*Short exercise:* Quote, without change, all of the lines that follow.
────
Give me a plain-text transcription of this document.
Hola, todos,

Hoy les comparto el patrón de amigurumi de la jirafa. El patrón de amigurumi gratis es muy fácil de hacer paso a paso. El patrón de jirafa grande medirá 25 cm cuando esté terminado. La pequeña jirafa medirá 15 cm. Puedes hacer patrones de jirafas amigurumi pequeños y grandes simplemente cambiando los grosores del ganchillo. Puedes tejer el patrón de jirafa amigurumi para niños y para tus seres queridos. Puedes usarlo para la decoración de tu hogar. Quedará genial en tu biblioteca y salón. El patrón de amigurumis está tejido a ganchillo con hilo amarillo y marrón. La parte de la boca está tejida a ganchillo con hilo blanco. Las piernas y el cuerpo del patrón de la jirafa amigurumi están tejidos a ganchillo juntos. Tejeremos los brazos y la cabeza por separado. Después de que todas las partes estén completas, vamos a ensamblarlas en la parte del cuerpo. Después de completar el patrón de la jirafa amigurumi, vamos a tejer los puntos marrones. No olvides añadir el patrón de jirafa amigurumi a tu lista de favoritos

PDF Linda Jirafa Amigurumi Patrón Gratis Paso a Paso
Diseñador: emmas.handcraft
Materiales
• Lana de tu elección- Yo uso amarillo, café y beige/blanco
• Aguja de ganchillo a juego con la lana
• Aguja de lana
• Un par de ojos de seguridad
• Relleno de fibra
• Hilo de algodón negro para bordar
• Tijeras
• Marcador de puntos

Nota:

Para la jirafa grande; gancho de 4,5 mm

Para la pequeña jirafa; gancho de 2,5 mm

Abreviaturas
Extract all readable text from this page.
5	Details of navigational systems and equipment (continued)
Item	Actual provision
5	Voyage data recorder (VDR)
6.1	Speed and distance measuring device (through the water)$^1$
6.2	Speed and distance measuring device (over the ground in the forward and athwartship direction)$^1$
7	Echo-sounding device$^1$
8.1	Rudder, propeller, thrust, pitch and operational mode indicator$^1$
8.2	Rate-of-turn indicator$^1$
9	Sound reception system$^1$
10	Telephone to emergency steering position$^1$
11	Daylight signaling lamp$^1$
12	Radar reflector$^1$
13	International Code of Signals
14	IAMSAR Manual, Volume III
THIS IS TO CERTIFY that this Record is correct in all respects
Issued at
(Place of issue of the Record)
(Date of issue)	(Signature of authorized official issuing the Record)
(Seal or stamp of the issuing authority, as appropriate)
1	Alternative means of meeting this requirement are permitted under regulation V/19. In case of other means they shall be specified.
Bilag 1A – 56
────
*Answer for this exercise:*
Give me a plain-text transcription of this document.
Hola, todos,

Hoy les comparto el patrón de amigurumi de la jirafa. El patrón de amigurumi gratis es muy fácil de hacer paso a paso. El patrón de jirafa grande medirá 25 cm cuando esté terminado. La pequeña jirafa medirá 15 cm. Puedes hacer patrones de jirafas amigurumi pequeños y grandes simplemente cambiando los grosores del ganchillo. Puedes tejer el patrón de jirafa amigurumi para niños y para tus seres queridos. Puedes usarlo para la decoración de tu hogar. Quedará genial en tu biblioteca y salón. El patrón de amigurumis está tejido a ganchillo con hilo amarillo y marrón. La parte de la boca está tejida a ganchillo con hilo blanco. Las piernas y el cuerpo del patrón de la jirafa amigurumi están tejidos a ganchillo juntos. Tejeremos los brazos y la cabeza por separado. Después de que todas las partes estén completas, vamos a ensamblarlas en la parte del cuerpo. Después de completar el patrón de la jirafa amigurumi, vamos a tejer los puntos marrones. No olvides añadir el patrón de jirafa amigurumi a tu lista de favoritos

PDF Linda Jirafa Amigurumi Patrón Gratis Paso a Paso
Diseñador: emmas.handcraft
Materiales
• Lana de tu elección- Yo uso amarillo, café y beige/blanco
• Aguja de ganchillo a juego con la lana
• Aguja de lana
• Un par de ojos de seguridad
• Relleno de fibra
• Hilo de algodón negro para bordar
• Tijeras
• Marcador de puntos

Nota:

Para la jirafa grande; gancho de 4,5 mm

Para la pequeña jirafa; gancho de 2,5 mm

Abreviaturas
Extract all readable text from this page.
5	Details of navigational systems and equipment (continued)
Item	Actual provision
5	Voyage data recorder (VDR)
6.1	Speed and distance measuring device (through the water)$^1$
6.2	Speed and distance measuring device (over the ground in the forward and athwartship direction)$^1$
7	Echo-sounding device$^1$
8.1	Rudder, propeller, thrust, pitch and operational mode indicator$^1$
8.2	Rate-of-turn indicator$^1$
9	Sound reception system$^1$
10	Telephone to emergency steering position$^1$
11	Daylight signaling lamp$^1$
12	Radar reflector$^1$
13	International Code of Signals
14	IAMSAR Manual, Volume III
THIS IS TO CERTIFY that this Record is correct in all respects
Issued at
(Place of issue of the Record)
(Date of issue)	(Signature of authorized official issuing the Record)
(Seal or stamp of the issuing authority, as appropriate)
1	Alternative means of meeting this requirement are permitted under regulation V/19. In case of other means they shall be specified.
Bilag 1A – 56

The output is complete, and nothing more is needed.